* _Instruction_: Reproduce every entry exactly and leave its pictures out.

* _Provided records_:
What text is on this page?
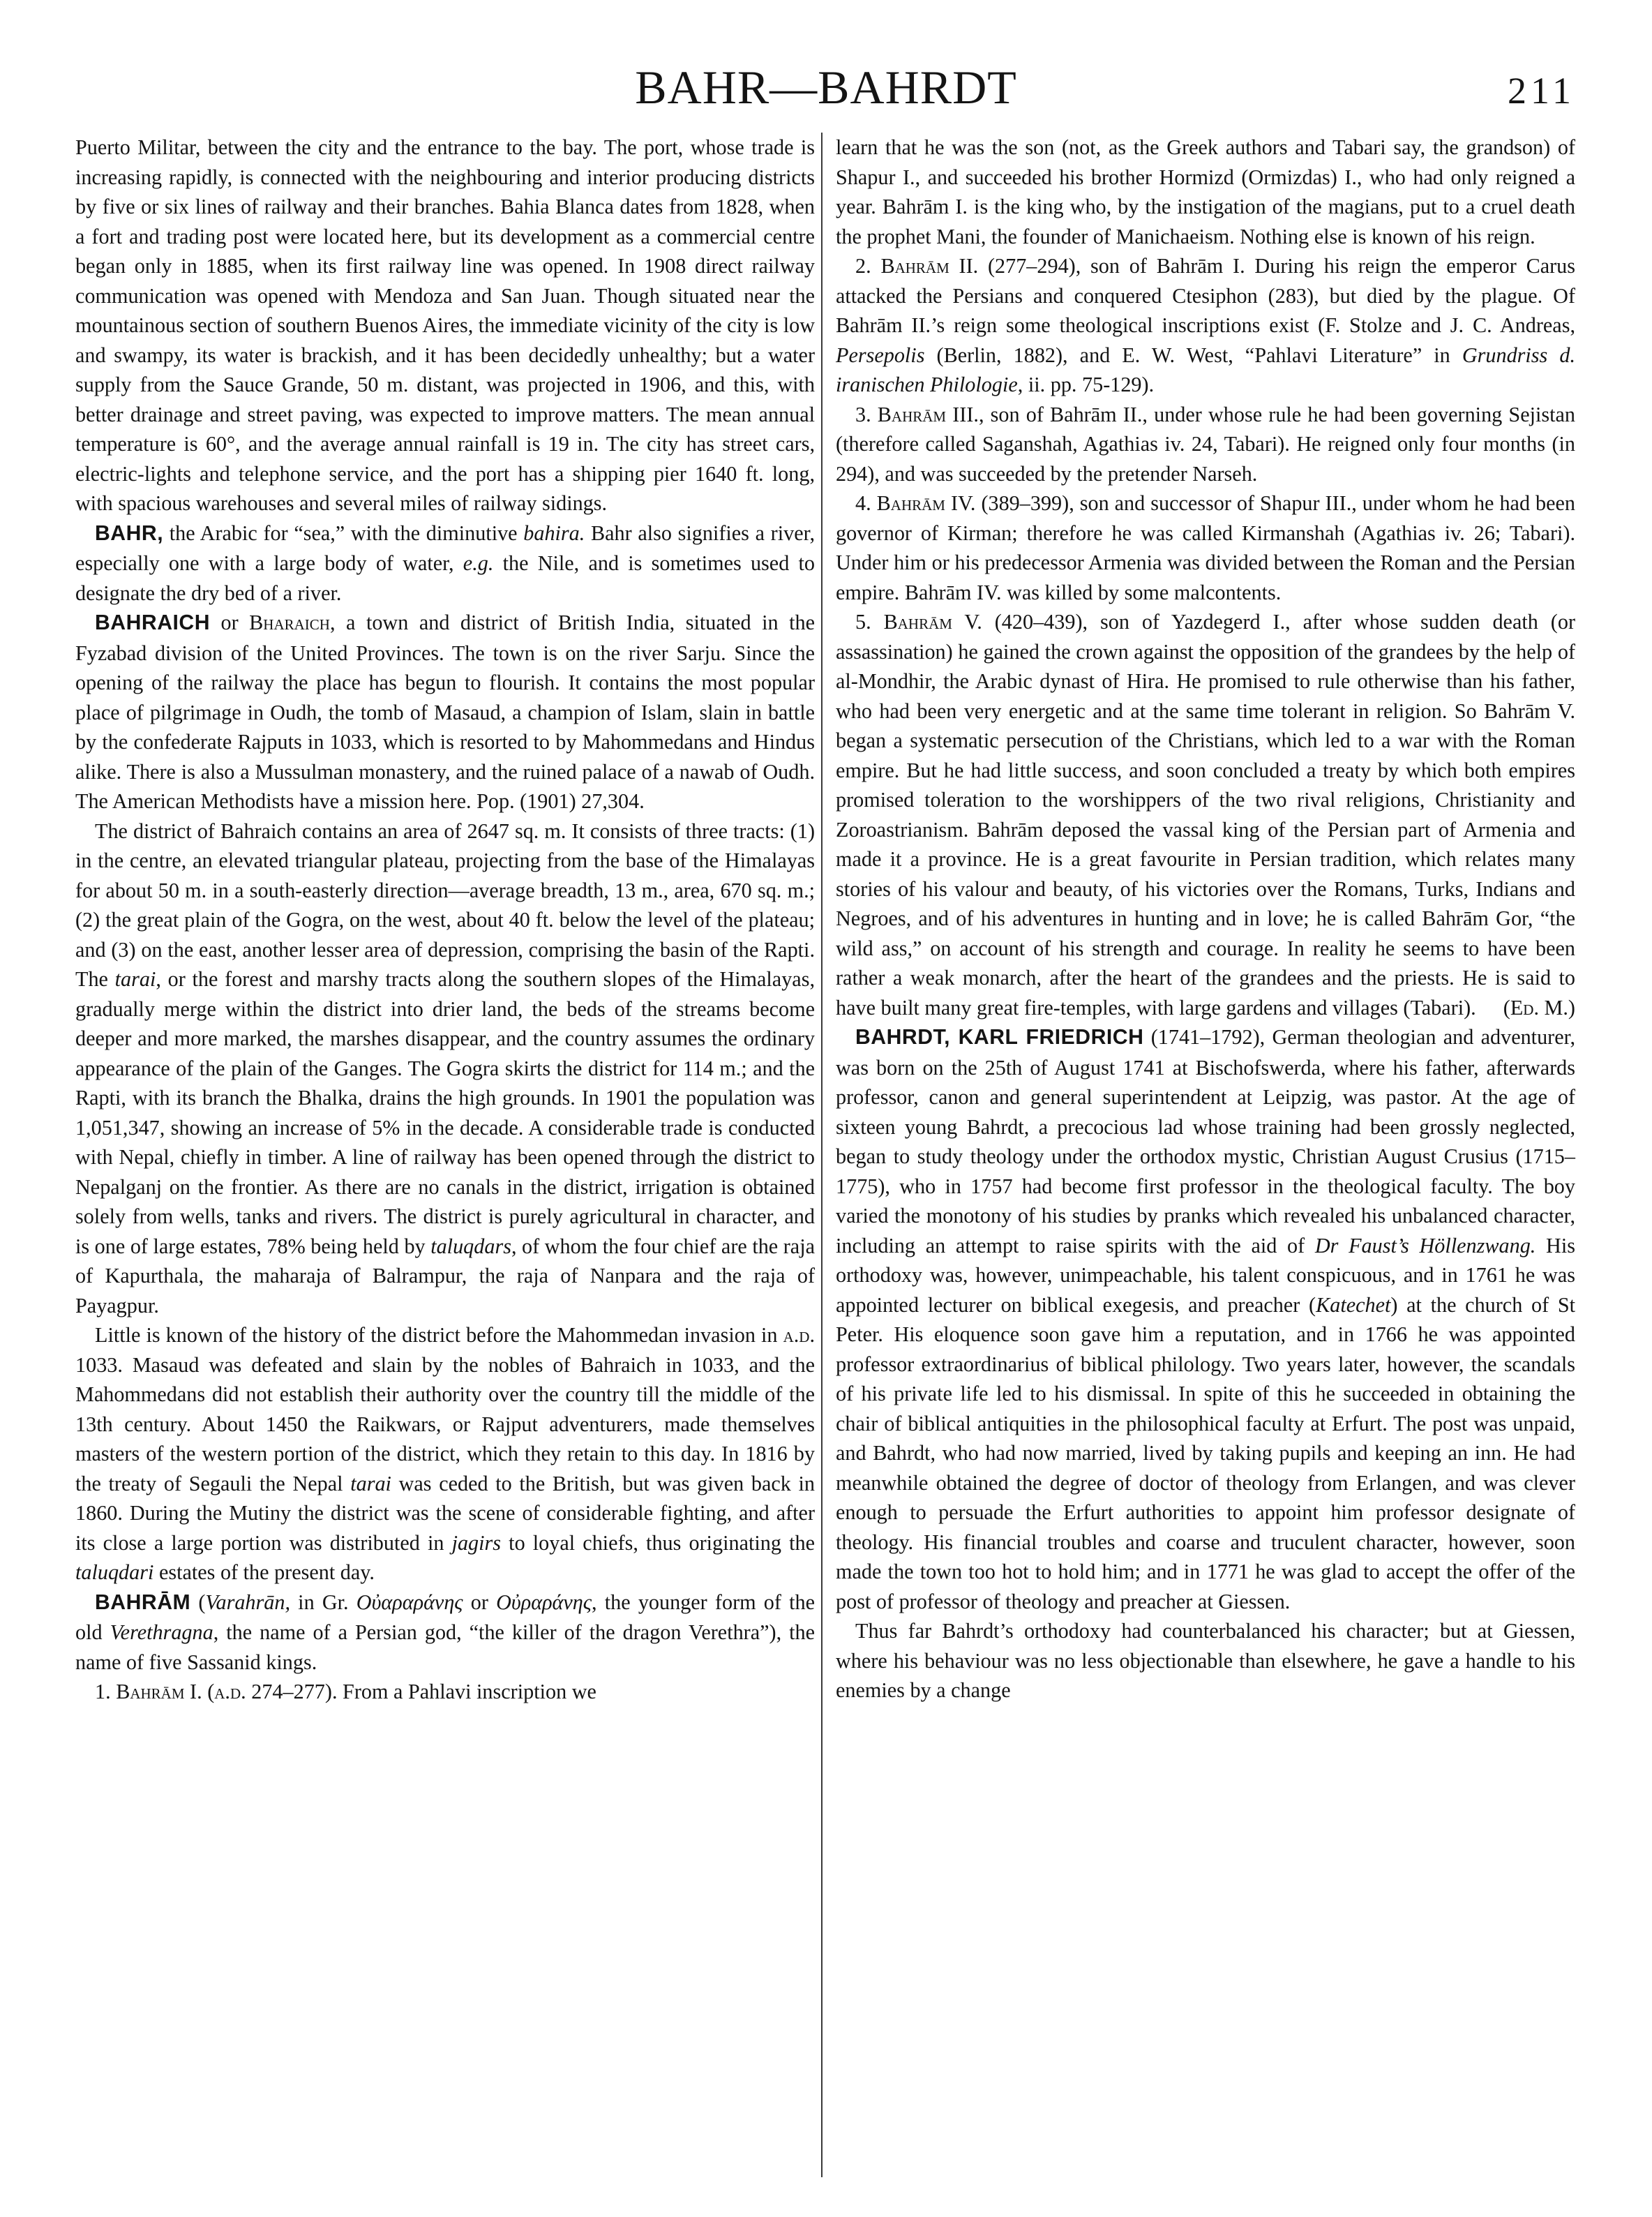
BAHR—BAHRDT	211

Puerto Militar, between the city and the entrance to the bay. The port, whose trade is increasing rapidly, is connected with the neighbouring and interior producing districts by five or six lines of railway and their branches. Bahia Blanca dates from 1828, when a fort and trading post were located here, but its development as a commercial centre began only in 1885, when its first railway line was opened. In 1908 direct railway communication was opened with Mendoza and San Juan. Though situated near the mountainous section of southern Buenos Aires, the immediate vicinity of the city is low and swampy, its water is brackish, and it has been decidedly unhealthy; but a water supply from the Sauce Grande, 50 m. distant, was projected in 1906, and this, with better drainage and street paving, was expected to improve matters. The mean annual temperature is 60°, and the average annual rainfall is 19 in. The city has street cars, electric-lights and telephone service, and the port has a shipping pier 1640 ft. long, with spacious warehouses and several miles of railway sidings.

BAHR, the Arabic for “sea,” with the diminutive bahira. Bahr also signifies a river, especially one with a large body of water, e.g. the Nile, and is sometimes used to designate the dry bed of a river.

BAHRAICH or Bharaich, a town and district of British India, situated in the Fyzabad division of the United Provinces. The town is on the river Sarju. Since the opening of the railway the place has begun to flourish. It contains the most popular place of pilgrimage in Oudh, the tomb of Masaud, a champion of Islam, slain in battle by the confederate Rajputs in 1033, which is resorted to by Mahommedans and Hindus alike. There is also a Mussulman monastery, and the ruined palace of a nawab of Oudh. The American Methodists have a mission here. Pop. (1901) 27,304.

The district of Bahraich contains an area of 2647 sq. m. It consists of three tracts: (1) in the centre, an elevated triangular plateau, projecting from the base of the Himalayas for about 50 m. in a south-easterly direction—average breadth, 13 m., area, 670 sq. m.; (2) the great plain of the Gogra, on the west, about 40 ft. below the level of the plateau; and (3) on the east, another lesser area of depression, comprising the basin of the Rapti. The tarai, or the forest and marshy tracts along the southern slopes of the Himalayas, gradually merge within the district into drier land, the beds of the streams become deeper and more marked, the marshes disappear, and the country assumes the ordinary appearance of the plain of the Ganges. The Gogra skirts the district for 114 m.; and the Rapti, with its branch the Bhalka, drains the high grounds. In 1901 the population was 1,051,347, showing an increase of 5% in the decade. A considerable trade is conducted with Nepal, chiefly in timber. A line of railway has been opened through the district to Nepalganj on the frontier. As there are no canals in the district, irrigation is obtained solely from wells, tanks and rivers. The district is purely agricultural in character, and is one of large estates, 78% being held by taluqdars, of whom the four chief are the raja of Kapurthala, the maharaja of Balrampur, the raja of Nanpara and the raja of Payagpur.

Little is known of the history of the district before the Mahommedan invasion in a.d. 1033. Masaud was defeated and slain by the nobles of Bahraich in 1033, and the Mahommedans did not establish their authority over the country till the middle of the 13th century. About 1450 the Raikwars, or Rajput adventurers, made themselves masters of the western portion of the district, which they retain to this day. In 1816 by the treaty of Segauli the Nepal tarai was ceded to the British, but was given back in 1860. During the Mutiny the district was the scene of considerable fighting, and after its close a large portion was distributed in jagirs to loyal chiefs, thus originating the taluqdari estates of the present day.

BAHRĀM (Varahrān, in Gr. Οὐαραράνης or Οὐραράνης, the younger form of the old Verethragna, the name of a Persian god, “the killer of the dragon Verethra”), the name of five Sassanid kings.

1. Bahrām I. (a.d. 274–277). From a Pahlavi inscription we

learn that he was the son (not, as the Greek authors and Tabari say, the grandson) of Shapur I., and succeeded his brother Hormizd (Ormizdas) I., who had only reigned a year. Bahrām I. is the king who, by the instigation of the magians, put to a cruel death the prophet Mani, the founder of Manichaeism. Nothing else is known of his reign.

2. Bahrām II. (277–294), son of Bahrām I. During his reign the emperor Carus attacked the Persians and conquered Ctesiphon (283), but died by the plague. Of Bahrām II.’s reign some theological inscriptions exist (F. Stolze and J. C. Andreas, Persepolis (Berlin, 1882), and E. W. West, “Pahlavi Literature” in Grundriss d. iranischen Philologie, ii. pp. 75-129).

3. Bahrām III., son of Bahrām II., under whose rule he had been governing Sejistan (therefore called Saganshah, Agathias iv. 24, Tabari). He reigned only four months (in 294), and was succeeded by the pretender Narseh.

4. Bahrām IV. (389–399), son and successor of Shapur III., under whom he had been governor of Kirman; therefore he was called Kirmanshah (Agathias iv. 26; Tabari). Under him or his predecessor Armenia was divided between the Roman and the Persian empire. Bahrām IV. was killed by some malcontents.

5. Bahrām V. (420–439), son of Yazdegerd I., after whose sudden death (or assassination) he gained the crown against the opposition of the grandees by the help of al-Mondhir, the Arabic dynast of Hira. He promised to rule otherwise than his father, who had been very energetic and at the same time tolerant in religion. So Bahrām V. began a systematic persecution of the Christians, which led to a war with the Roman empire. But he had little success, and soon concluded a treaty by which both empires promised toleration to the worshippers of the two rival religions, Christianity and Zoroastrianism. Bahrām deposed the vassal king of the Persian part of Armenia and made it a province. He is a great favourite in Persian tradition, which relates many stories of his valour and beauty, of his victories over the Romans, Turks, Indians and Negroes, and of his adventures in hunting and in love; he is called Bahrām Gor, “the wild ass,” on account of his strength and courage. In reality he seems to have been rather a weak monarch, after the heart of the grandees and the priests. He is said to have built many great fire-temples, with large gardens and villages (Tabari). (Ed. M.)

BAHRDT, KARL FRIEDRICH (1741–1792), German theologian and adventurer, was born on the 25th of August 1741 at Bischofswerda, where his father, afterwards professor, canon and general superintendent at Leipzig, was pastor. At the age of sixteen young Bahrdt, a precocious lad whose training had been grossly neglected, began to study theology under the orthodox mystic, Christian August Crusius (1715–1775), who in 1757 had become first professor in the theological faculty. The boy varied the monotony of his studies by pranks which revealed his unbalanced character, including an attempt to raise spirits with the aid of Dr Faust’s Höllenzwang. His orthodoxy was, however, unimpeachable, his talent conspicuous, and in 1761 he was appointed lecturer on biblical exegesis, and preacher (Katechet) at the church of St Peter. His eloquence soon gave him a reputation, and in 1766 he was appointed professor extraordinarius of biblical philology. Two years later, however, the scandals of his private life led to his dismissal. In spite of this he succeeded in obtaining the chair of biblical antiquities in the philosophical faculty at Erfurt. The post was unpaid, and Bahrdt, who had now married, lived by taking pupils and keeping an inn. He had meanwhile obtained the degree of doctor of theology from Erlangen, and was clever enough to persuade the Erfurt authorities to appoint him professor designate of theology. His financial troubles and coarse and truculent character, however, soon made the town too hot to hold him; and in 1771 he was glad to accept the offer of the post of professor of theology and preacher at Giessen.

Thus far Bahrdt’s orthodoxy had counterbalanced his character; but at Giessen, where his behaviour was no less objectionable than elsewhere, he gave a handle to his enemies by a change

* _Task output_:
What text is on this page?
BAHR—BAHRDT	211

Puerto Militar, between the city and the entrance to the bay. The port, whose trade is increasing rapidly, is connected with the neighbouring and interior producing districts by five or six lines of railway and their branches. Bahia Blanca dates from 1828, when a fort and trading post were located here, but its development as a commercial centre began only in 1885, when its first railway line was opened. In 1908 direct railway communication was opened with Mendoza and San Juan. Though situated near the mountainous section of southern Buenos Aires, the immediate vicinity of the city is low and swampy, its water is brackish, and it has been decidedly unhealthy; but a water supply from the Sauce Grande, 50 m. distant, was projected in 1906, and this, with better drainage and street paving, was expected to improve matters. The mean annual temperature is 60°, and the average annual rainfall is 19 in. The city has street cars, electric-lights and telephone service, and the port has a shipping pier 1640 ft. long, with spacious warehouses and several miles of railway sidings.

BAHR, the Arabic for “sea,” with the diminutive bahira. Bahr also signifies a river, especially one with a large body of water, e.g. the Nile, and is sometimes used to designate the dry bed of a river.

BAHRAICH or Bharaich, a town and district of British India, situated in the Fyzabad division of the United Provinces. The town is on the river Sarju. Since the opening of the railway the place has begun to flourish. It contains the most popular place of pilgrimage in Oudh, the tomb of Masaud, a champion of Islam, slain in battle by the confederate Rajputs in 1033, which is resorted to by Mahommedans and Hindus alike. There is also a Mussulman monastery, and the ruined palace of a nawab of Oudh. The American Methodists have a mission here. Pop. (1901) 27,304.

The district of Bahraich contains an area of 2647 sq. m. It consists of three tracts: (1) in the centre, an elevated triangular plateau, projecting from the base of the Himalayas for about 50 m. in a south-easterly direction—average breadth, 13 m., area, 670 sq. m.; (2) the great plain of the Gogra, on the west, about 40 ft. below the level of the plateau; and (3) on the east, another lesser area of depression, comprising the basin of the Rapti. The tarai, or the forest and marshy tracts along the southern slopes of the Himalayas, gradually merge within the district into drier land, the beds of the streams become deeper and more marked, the marshes disappear, and the country assumes the ordinary appearance of the plain of the Ganges. The Gogra skirts the district for 114 m.; and the Rapti, with its branch the Bhalka, drains the high grounds. In 1901 the population was 1,051,347, showing an increase of 5% in the decade. A considerable trade is conducted with Nepal, chiefly in timber. A line of railway has been opened through the district to Nepalganj on the frontier. As there are no canals in the district, irrigation is obtained solely from wells, tanks and rivers. The district is purely agricultural in character, and is one of large estates, 78% being held by taluqdars, of whom the four chief are the raja of Kapurthala, the maharaja of Balrampur, the raja of Nanpara and the raja of Payagpur.

Little is known of the history of the district before the Mahommedan invasion in a.d. 1033. Masaud was defeated and slain by the nobles of Bahraich in 1033, and the Mahommedans did not establish their authority over the country till the middle of the 13th century. About 1450 the Raikwars, or Rajput adventurers, made themselves masters of the western portion of the district, which they retain to this day. In 1816 by the treaty of Segauli the Nepal tarai was ceded to the British, but was given back in 1860. During the Mutiny the district was the scene of considerable fighting, and after its close a large portion was distributed in jagirs to loyal chiefs, thus originating the taluqdari estates of the present day.

BAHRĀM (Varahrān, in Gr. Οὐαραράνης or Οὐραράνης, the younger form of the old Verethragna, the name of a Persian god, “the killer of the dragon Verethra”), the name of five Sassanid kings.

1. Bahrām I. (a.d. 274–277). From a Pahlavi inscription we

learn that he was the son (not, as the Greek authors and Tabari say, the grandson) of Shapur I., and succeeded his brother Hormizd (Ormizdas) I., who had only reigned a year. Bahrām I. is the king who, by the instigation of the magians, put to a cruel death the prophet Mani, the founder of Manichaeism. Nothing else is known of his reign.

2. Bahrām II. (277–294), son of Bahrām I. During his reign the emperor Carus attacked the Persians and conquered Ctesiphon (283), but died by the plague. Of Bahrām II.’s reign some theological inscriptions exist (F. Stolze and J. C. Andreas, Persepolis (Berlin, 1882), and E. W. West, “Pahlavi Literature” in Grundriss d. iranischen Philologie, ii. pp. 75-129).

3. Bahrām III., son of Bahrām II., under whose rule he had been governing Sejistan (therefore called Saganshah, Agathias iv. 24, Tabari). He reigned only four months (in 294), and was succeeded by the pretender Narseh.

4. Bahrām IV. (389–399), son and successor of Shapur III., under whom he had been governor of Kirman; therefore he was called Kirmanshah (Agathias iv. 26; Tabari). Under him or his predecessor Armenia was divided between the Roman and the Persian empire. Bahrām IV. was killed by some malcontents.

5. Bahrām V. (420–439), son of Yazdegerd I., after whose sudden death (or assassination) he gained the crown against the opposition of the grandees by the help of al-Mondhir, the Arabic dynast of Hira. He promised to rule otherwise than his father, who had been very energetic and at the same time tolerant in religion. So Bahrām V. began a systematic persecution of the Christians, which led to a war with the Roman empire. But he had little success, and soon concluded a treaty by which both empires promised toleration to the worshippers of the two rival religions, Christianity and Zoroastrianism. Bahrām deposed the vassal king of the Persian part of Armenia and made it a province. He is a great favourite in Persian tradition, which relates many stories of his valour and beauty, of his victories over the Romans, Turks, Indians and Negroes, and of his adventures in hunting and in love; he is called Bahrām Gor, “the wild ass,” on account of his strength and courage. In reality he seems to have been rather a weak monarch, after the heart of the grandees and the priests. He is said to have built many great fire-temples, with large gardens and villages (Tabari). (Ed. M.)

BAHRDT, KARL FRIEDRICH (1741–1792), German theologian and adventurer, was born on the 25th of August 1741 at Bischofswerda, where his father, afterwards professor, canon and general superintendent at Leipzig, was pastor. At the age of sixteen young Bahrdt, a precocious lad whose training had been grossly neglected, began to study theology under the orthodox mystic, Christian August Crusius (1715–1775), who in 1757 had become first professor in the theological faculty. The boy varied the monotony of his studies by pranks which revealed his unbalanced character, including an attempt to raise spirits with the aid of Dr Faust’s Höllenzwang. His orthodoxy was, however, unimpeachable, his talent conspicuous, and in 1761 he was appointed lecturer on biblical exegesis, and preacher (Katechet) at the church of St Peter. His eloquence soon gave him a reputation, and in 1766 he was appointed professor extraordinarius of biblical philology. Two years later, however, the scandals of his private life led to his dismissal. In spite of this he succeeded in obtaining the chair of biblical antiquities in the philosophical faculty at Erfurt. The post was unpaid, and Bahrdt, who had now married, lived by taking pupils and keeping an inn. He had meanwhile obtained the degree of doctor of theology from Erlangen, and was clever enough to persuade the Erfurt authorities to appoint him professor designate of theology. His financial troubles and coarse and truculent character, however, soon made the town too hot to hold him; and in 1771 he was glad to accept the offer of the post of professor of theology and preacher at Giessen.

Thus far Bahrdt’s orthodoxy had counterbalanced his character; but at Giessen, where his behaviour was no less objectionable than elsewhere, he gave a handle to his enemies by a change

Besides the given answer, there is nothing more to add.